Problem description: Filter the entries, keeping every line with the word "times".

Records shown:
+ + + + +

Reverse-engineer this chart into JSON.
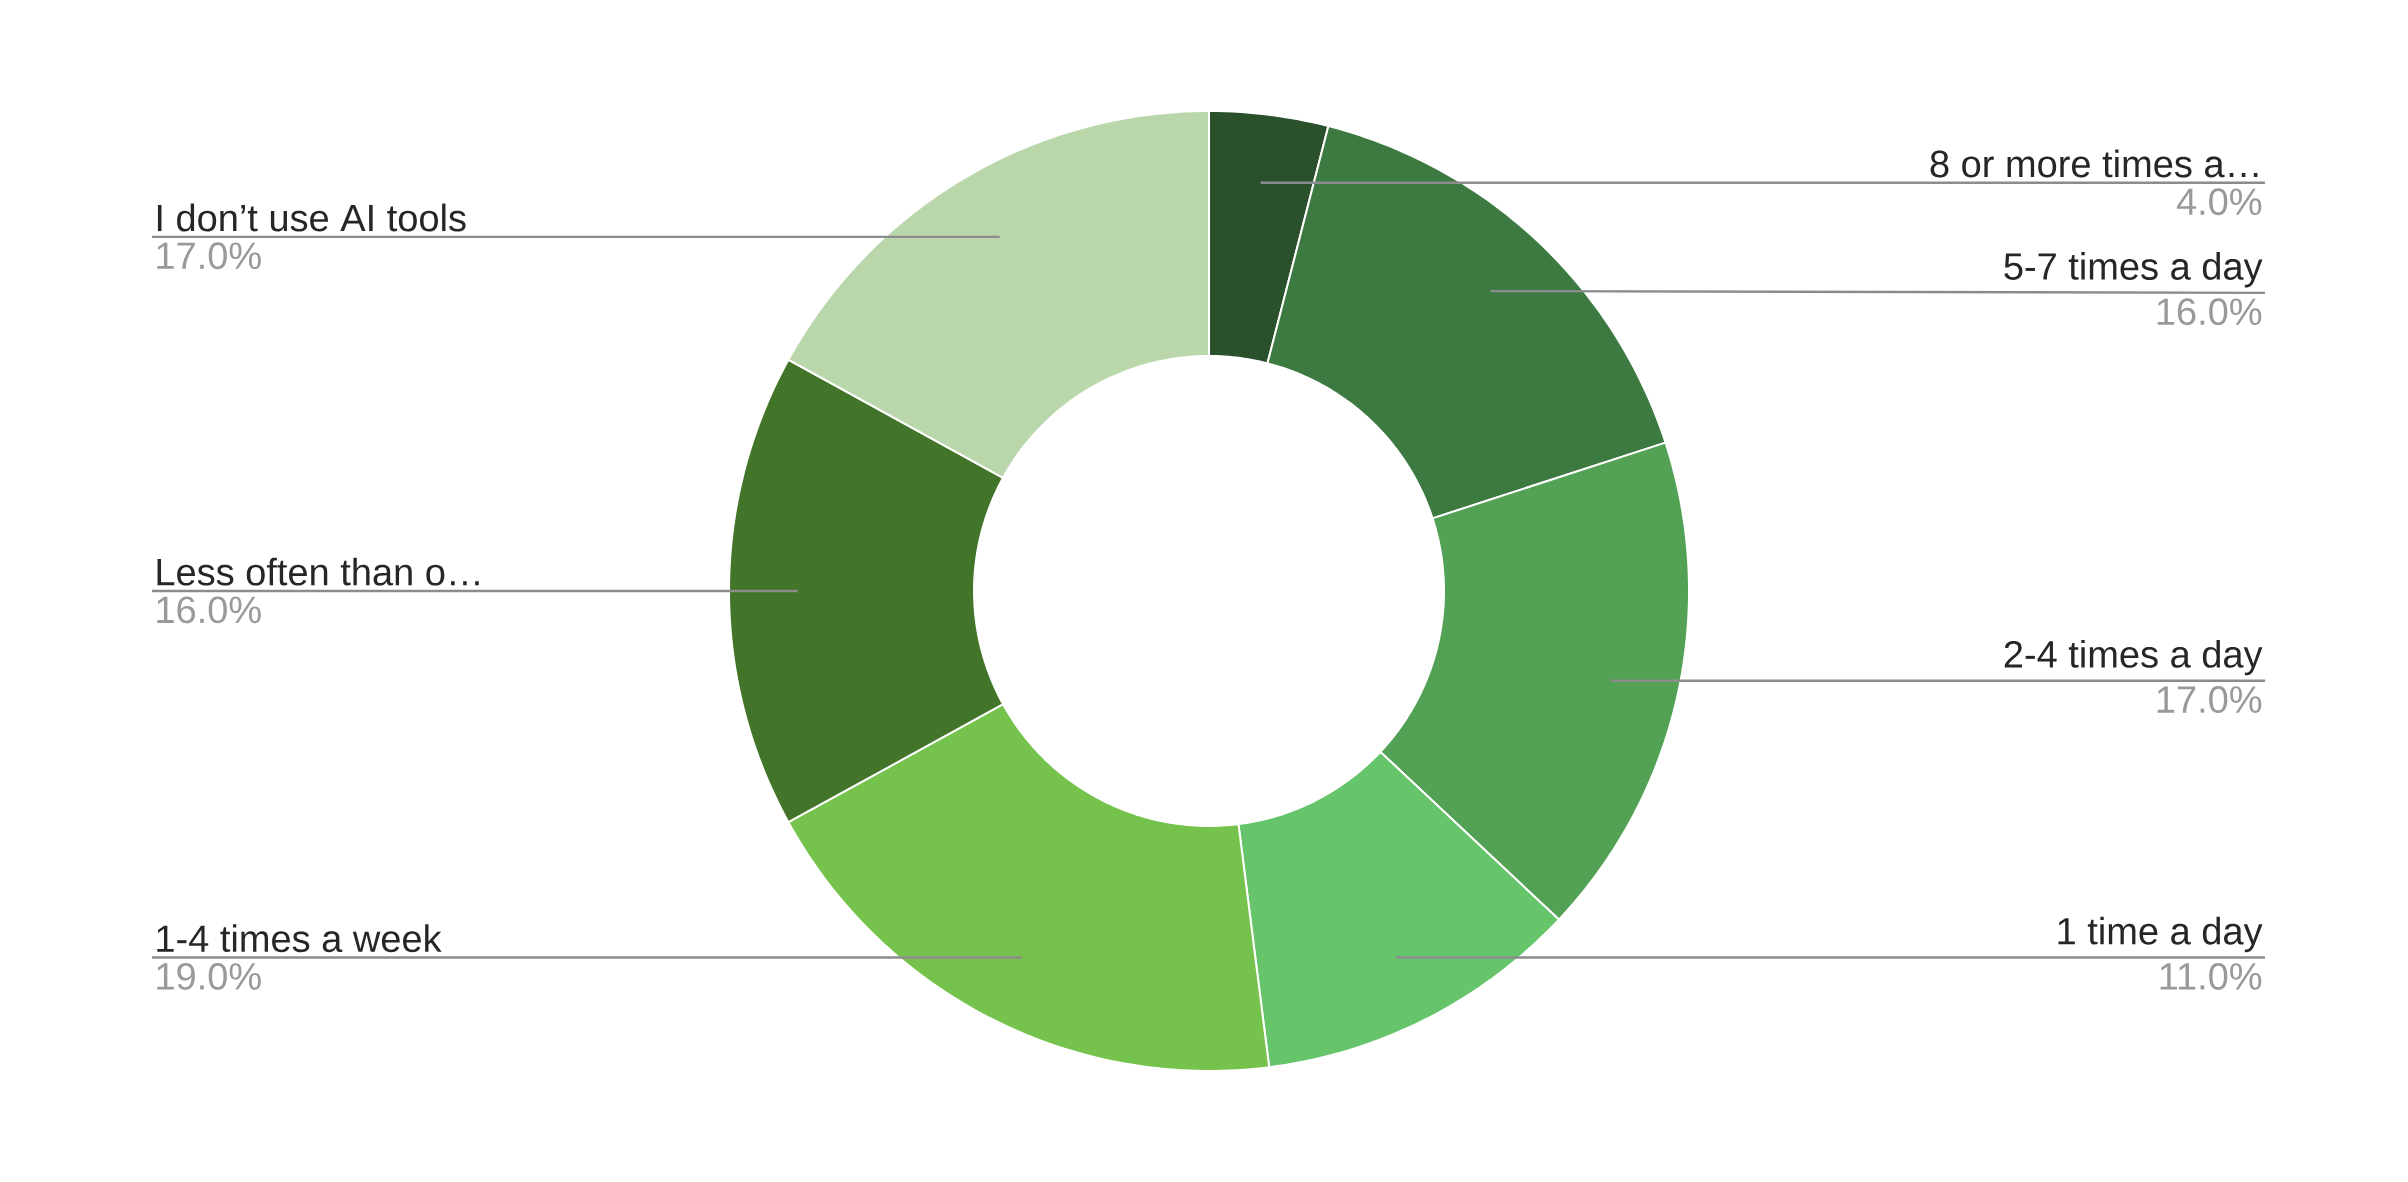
{
  "chart_data": {
    "type": "donut",
    "categories": [
      "8 or more times a…",
      "5-7 times a day",
      "2-4 times a day",
      "1 time a day",
      "1-4 times a week",
      "Less often than o…",
      "I don’t use AI tools"
    ],
    "values": [
      4,
      16,
      17,
      11,
      19,
      16,
      17
    ],
    "value_labels": [
      "4.0%",
      "16.0%",
      "17.0%",
      "11.0%",
      "19.0%",
      "16.0%",
      "17.0%"
    ],
    "colors": [
      "#2a502c",
      "#3d7a42",
      "#53a155",
      "#66c46b",
      "#75c24c",
      "#42752a",
      "#b9d7ab"
    ]
  }
}
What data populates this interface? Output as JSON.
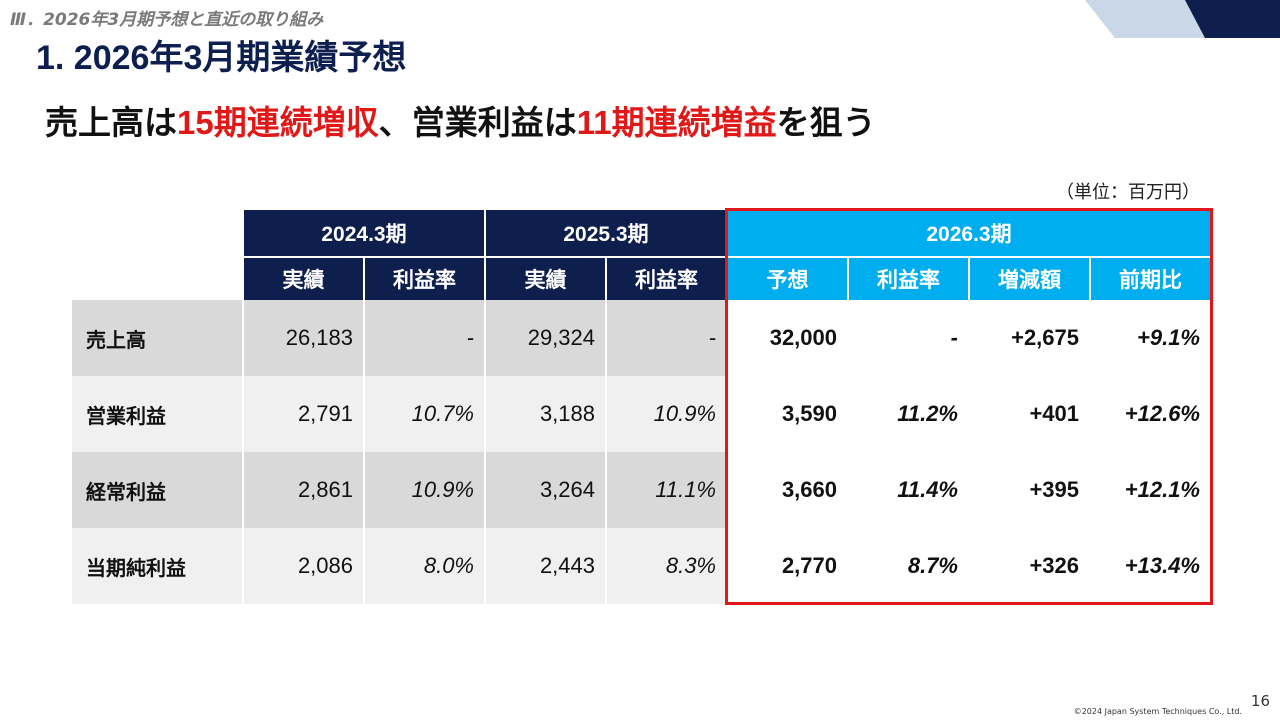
{
  "header": {
    "section": "Ⅲ．2026年3月期予想と直近の取り組み",
    "title": "1. 2026年3月期業績予想"
  },
  "headline": {
    "part1": "売上高は",
    "highlight1": "15期連続増収",
    "part2": "、営業利益は",
    "highlight2": "11期連続増益",
    "part3": "を狙う"
  },
  "unit": "（単位：百万円）",
  "table": {
    "periods": [
      "2024.3期",
      "2025.3期",
      "2026.3期"
    ],
    "subheaders": [
      "実績",
      "利益率",
      "実績",
      "利益率",
      "予想",
      "利益率",
      "増減額",
      "前期比"
    ],
    "rows": [
      {
        "label": "売上高",
        "values": [
          "26,183",
          "-",
          "29,324",
          "-",
          "32,000",
          "-",
          "+2,675",
          "+9.1%"
        ]
      },
      {
        "label": "営業利益",
        "values": [
          "2,791",
          "10.7%",
          "3,188",
          "10.9%",
          "3,590",
          "11.2%",
          "+401",
          "+12.6%"
        ]
      },
      {
        "label": "経常利益",
        "values": [
          "2,861",
          "10.9%",
          "3,264",
          "11.1%",
          "3,660",
          "11.4%",
          "+395",
          "+12.1%"
        ]
      },
      {
        "label": "当期純利益",
        "values": [
          "2,086",
          "8.0%",
          "2,443",
          "8.3%",
          "2,770",
          "8.7%",
          "+326",
          "+13.4%"
        ]
      }
    ]
  },
  "footer": {
    "copyright": "©2024 Japan System Techniques Co., Ltd.",
    "page_number": "16"
  },
  "colors": {
    "navy": "#0e1f4d",
    "accent_blue": "#00aeef",
    "highlight_red": "#e01818"
  }
}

+ + + + +

Answer below:
      "8 or more times a…",
      "5-7 times a day",
      "2-4 times a day",
      "1-4 times a week",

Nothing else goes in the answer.